**Task description**: Transcribe only the part of the listing below that begins at the line containing "Read out every word on this page." and runs to its final line, keeping both ends.

== Information provided

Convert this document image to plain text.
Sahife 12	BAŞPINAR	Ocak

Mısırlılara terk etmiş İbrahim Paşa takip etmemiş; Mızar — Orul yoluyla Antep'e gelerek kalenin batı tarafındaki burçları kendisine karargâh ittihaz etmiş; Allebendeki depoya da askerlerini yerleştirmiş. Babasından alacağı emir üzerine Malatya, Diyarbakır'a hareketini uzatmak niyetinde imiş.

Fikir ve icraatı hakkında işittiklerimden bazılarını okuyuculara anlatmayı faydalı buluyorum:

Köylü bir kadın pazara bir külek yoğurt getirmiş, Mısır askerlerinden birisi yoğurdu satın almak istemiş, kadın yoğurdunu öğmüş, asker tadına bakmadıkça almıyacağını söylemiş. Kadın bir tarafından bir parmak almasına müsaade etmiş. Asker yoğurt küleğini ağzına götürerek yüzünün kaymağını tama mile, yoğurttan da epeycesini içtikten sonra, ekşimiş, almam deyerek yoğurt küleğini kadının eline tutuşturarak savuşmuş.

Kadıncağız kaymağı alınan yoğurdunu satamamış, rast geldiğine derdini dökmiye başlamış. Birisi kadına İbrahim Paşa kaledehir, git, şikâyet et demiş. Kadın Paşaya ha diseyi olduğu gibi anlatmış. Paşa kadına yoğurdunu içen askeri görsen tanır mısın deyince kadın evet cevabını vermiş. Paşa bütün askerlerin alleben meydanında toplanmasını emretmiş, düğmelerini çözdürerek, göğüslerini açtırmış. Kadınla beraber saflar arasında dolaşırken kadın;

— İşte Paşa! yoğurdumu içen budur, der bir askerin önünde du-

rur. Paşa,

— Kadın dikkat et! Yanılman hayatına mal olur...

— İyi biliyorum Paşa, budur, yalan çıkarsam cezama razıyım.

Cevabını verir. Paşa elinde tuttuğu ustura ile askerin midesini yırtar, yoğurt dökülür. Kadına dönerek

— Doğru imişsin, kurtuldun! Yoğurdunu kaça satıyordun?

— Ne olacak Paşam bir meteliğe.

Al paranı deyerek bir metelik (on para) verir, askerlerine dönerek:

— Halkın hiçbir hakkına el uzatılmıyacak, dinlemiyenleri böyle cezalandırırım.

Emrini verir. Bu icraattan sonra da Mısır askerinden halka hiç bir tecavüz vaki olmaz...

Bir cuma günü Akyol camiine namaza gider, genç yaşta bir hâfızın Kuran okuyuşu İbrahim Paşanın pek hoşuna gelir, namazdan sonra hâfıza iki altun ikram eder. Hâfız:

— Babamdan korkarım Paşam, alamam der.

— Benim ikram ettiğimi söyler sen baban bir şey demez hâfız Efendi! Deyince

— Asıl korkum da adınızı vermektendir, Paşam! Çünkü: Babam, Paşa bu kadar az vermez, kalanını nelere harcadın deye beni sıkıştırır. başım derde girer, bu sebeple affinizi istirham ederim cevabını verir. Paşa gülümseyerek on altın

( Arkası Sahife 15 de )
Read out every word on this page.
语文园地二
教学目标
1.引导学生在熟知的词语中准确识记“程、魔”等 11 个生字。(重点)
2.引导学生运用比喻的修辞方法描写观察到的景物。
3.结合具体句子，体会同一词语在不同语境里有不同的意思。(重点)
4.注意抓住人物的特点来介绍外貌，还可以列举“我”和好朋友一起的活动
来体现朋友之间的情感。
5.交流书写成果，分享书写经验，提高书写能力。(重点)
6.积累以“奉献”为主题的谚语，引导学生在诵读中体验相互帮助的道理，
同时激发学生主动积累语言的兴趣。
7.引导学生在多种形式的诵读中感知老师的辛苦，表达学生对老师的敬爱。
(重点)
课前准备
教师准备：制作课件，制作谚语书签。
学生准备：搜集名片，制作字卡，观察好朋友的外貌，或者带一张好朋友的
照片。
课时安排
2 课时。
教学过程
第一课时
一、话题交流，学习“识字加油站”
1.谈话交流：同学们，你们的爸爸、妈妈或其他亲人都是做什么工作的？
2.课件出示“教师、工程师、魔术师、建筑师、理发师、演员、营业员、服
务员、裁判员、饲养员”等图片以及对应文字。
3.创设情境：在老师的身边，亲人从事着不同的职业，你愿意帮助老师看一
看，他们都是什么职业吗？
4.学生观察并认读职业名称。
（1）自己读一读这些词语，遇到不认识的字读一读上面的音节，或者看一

====

**Written answer**:
Read out every word on this page.
语文园地二
教学目标
1.引导学生在熟知的词语中准确识记“程、魔”等 11 个生字。(重点)
2.引导学生运用比喻的修辞方法描写观察到的景物。
3.结合具体句子，体会同一词语在不同语境里有不同的意思。(重点)
4.注意抓住人物的特点来介绍外貌，还可以列举“我”和好朋友一起的活动
来体现朋友之间的情感。
5.交流书写成果，分享书写经验，提高书写能力。(重点)
6.积累以“奉献”为主题的谚语，引导学生在诵读中体验相互帮助的道理，
同时激发学生主动积累语言的兴趣。
7.引导学生在多种形式的诵读中感知老师的辛苦，表达学生对老师的敬爱。
(重点)
课前准备
教师准备：制作课件，制作谚语书签。
学生准备：搜集名片，制作字卡，观察好朋友的外貌，或者带一张好朋友的
照片。
课时安排
2 课时。
教学过程
第一课时
一、话题交流，学习“识字加油站”
1.谈话交流：同学们，你们的爸爸、妈妈或其他亲人都是做什么工作的？
2.课件出示“教师、工程师、魔术师、建筑师、理发师、演员、营业员、服
务员、裁判员、饲养员”等图片以及对应文字。
3.创设情境：在老师的身边，亲人从事着不同的职业，你愿意帮助老师看一
看，他们都是什么职业吗？
4.学生观察并认读职业名称。
（1）自己读一读这些词语，遇到不认识的字读一读上面的音节，或者看一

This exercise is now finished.